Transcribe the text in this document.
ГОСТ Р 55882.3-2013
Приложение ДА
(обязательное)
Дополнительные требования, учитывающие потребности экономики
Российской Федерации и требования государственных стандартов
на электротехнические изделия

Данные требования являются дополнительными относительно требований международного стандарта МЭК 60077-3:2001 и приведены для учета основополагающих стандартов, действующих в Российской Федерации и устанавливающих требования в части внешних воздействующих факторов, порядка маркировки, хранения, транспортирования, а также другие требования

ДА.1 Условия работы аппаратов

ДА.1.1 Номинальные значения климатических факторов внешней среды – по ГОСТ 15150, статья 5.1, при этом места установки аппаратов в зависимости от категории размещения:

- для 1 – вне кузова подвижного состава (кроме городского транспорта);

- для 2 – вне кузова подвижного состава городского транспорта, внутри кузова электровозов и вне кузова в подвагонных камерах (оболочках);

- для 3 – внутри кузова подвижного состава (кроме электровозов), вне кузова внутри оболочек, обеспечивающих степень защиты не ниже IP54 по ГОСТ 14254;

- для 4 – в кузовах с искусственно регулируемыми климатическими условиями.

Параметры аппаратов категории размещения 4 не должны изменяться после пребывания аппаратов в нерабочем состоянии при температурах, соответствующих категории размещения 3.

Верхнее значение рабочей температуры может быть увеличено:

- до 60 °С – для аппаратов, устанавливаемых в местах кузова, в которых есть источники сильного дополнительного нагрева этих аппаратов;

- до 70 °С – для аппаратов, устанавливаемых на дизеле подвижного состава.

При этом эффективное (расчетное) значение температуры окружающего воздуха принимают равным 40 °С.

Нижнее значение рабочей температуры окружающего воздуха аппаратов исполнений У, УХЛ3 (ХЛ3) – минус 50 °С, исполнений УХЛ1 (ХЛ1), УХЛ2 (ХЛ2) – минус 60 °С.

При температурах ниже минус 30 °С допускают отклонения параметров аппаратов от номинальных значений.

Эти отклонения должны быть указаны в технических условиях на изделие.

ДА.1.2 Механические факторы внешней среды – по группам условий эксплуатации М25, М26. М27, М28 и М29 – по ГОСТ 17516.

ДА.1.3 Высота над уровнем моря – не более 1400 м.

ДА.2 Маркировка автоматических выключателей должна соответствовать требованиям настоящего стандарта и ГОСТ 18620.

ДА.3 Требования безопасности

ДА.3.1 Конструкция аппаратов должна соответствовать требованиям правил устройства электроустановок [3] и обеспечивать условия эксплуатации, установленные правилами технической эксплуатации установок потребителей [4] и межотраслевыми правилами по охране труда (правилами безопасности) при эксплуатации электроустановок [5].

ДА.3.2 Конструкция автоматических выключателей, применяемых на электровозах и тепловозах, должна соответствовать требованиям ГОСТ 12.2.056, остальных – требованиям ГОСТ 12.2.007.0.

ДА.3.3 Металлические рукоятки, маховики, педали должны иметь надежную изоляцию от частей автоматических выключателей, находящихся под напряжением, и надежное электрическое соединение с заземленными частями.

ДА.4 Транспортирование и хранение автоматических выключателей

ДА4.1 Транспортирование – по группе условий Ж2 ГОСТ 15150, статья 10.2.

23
◇ ◇ ◇ ◇ ◇
Where a line of the data holds "этом", show that line.

ДА.1.1 Номинальные значения климатических факторов внешней среды – по ГОСТ 15150, статья 5.1, при этом места установки аппаратов в зависимости от категории размещения:
При этом эффективное (расчетное) значение температуры окружающего воздуха принимают равным 40 °С.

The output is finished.